• **Requirements**
Find and copy lines holding "бюджетных".

>> begin Material for the task

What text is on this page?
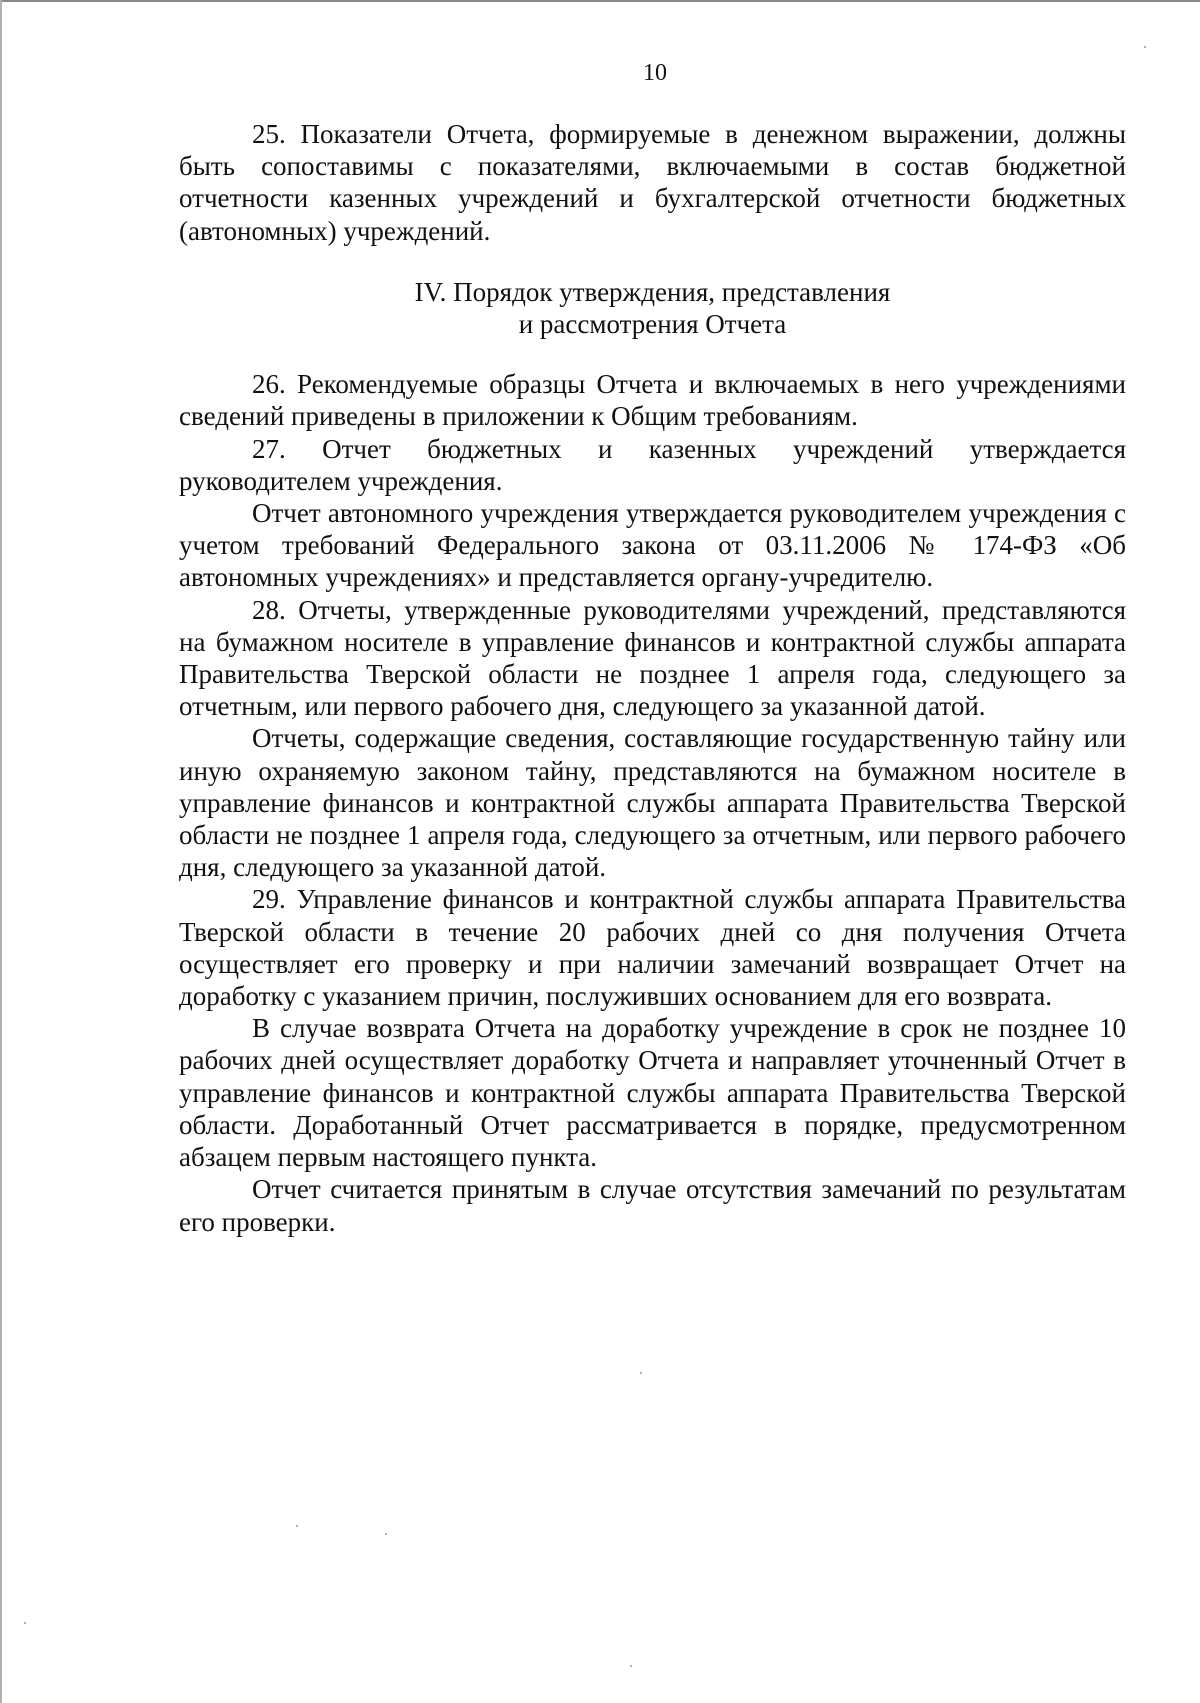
10

25. Показатели Отчета, формируемые в денежном выражении, должны быть сопоставимы с показателями, включаемыми в состав бюджетной отчетности казенных учреждений и бухгалтерской отчетности бюджетных (автономных) учреждений.

IV. Порядок утверждения, представления
и рассмотрения Отчета

26. Рекомендуемые образцы Отчета и включаемых в него учреждениями сведений приведены в приложении к Общим требованиям.

27. Отчет бюджетных и казенных учреждений утверждается руководителем учреждения.

Отчет автономного учреждения утверждается руководителем учреждения с учетом требований Федерального закона от 03.11.2006 № 174-ФЗ «Об автономных учреждениях» и представляется органу-учредителю.

28. Отчеты, утвержденные руководителями учреждений, представляются на бумажном носителе в управление финансов и контрактной службы аппарата Правительства Тверской области не позднее 1 апреля года, следующего за отчетным, или первого рабочего дня, следующего за указанной датой.

Отчеты, содержащие сведения, составляющие государственную тайну или иную охраняемую законом тайну, представляются на бумажном носителе в управление финансов и контрактной службы аппарата Правительства Тверской области не позднее 1 апреля года, следующего за отчетным, или первого рабочего дня, следующего за указанной датой.

29. Управление финансов и контрактной службы аппарата Правительства Тверской области в течение 20 рабочих дней со дня получения Отчета осуществляет его проверку и при наличии замечаний возвращает Отчет на доработку с указанием причин, послуживших основанием для его возврата.

В случае возврата Отчета на доработку учреждение в срок не позднее 10 рабочих дней осуществляет доработку Отчета и направляет уточненный Отчет в управление финансов и контрактной службы аппарата Правительства Тверской области. Доработанный Отчет рассматривается в порядке, предусмотренном абзацем первым настоящего пункта.

Отчет считается принятым в случае отсутствия замечаний по результатам его проверки.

>> end Material for the task

• **Output below**
25. Показатели Отчета, формируемые в денежном выражении, должны быть сопоставимы с показателями, включаемыми в состав бюджетной отчетности казенных учреждений и бухгалтерской отчетности бюджетных (автономных) учреждений.
27. Отчет бюджетных и казенных учреждений утверждается руководителем учреждения.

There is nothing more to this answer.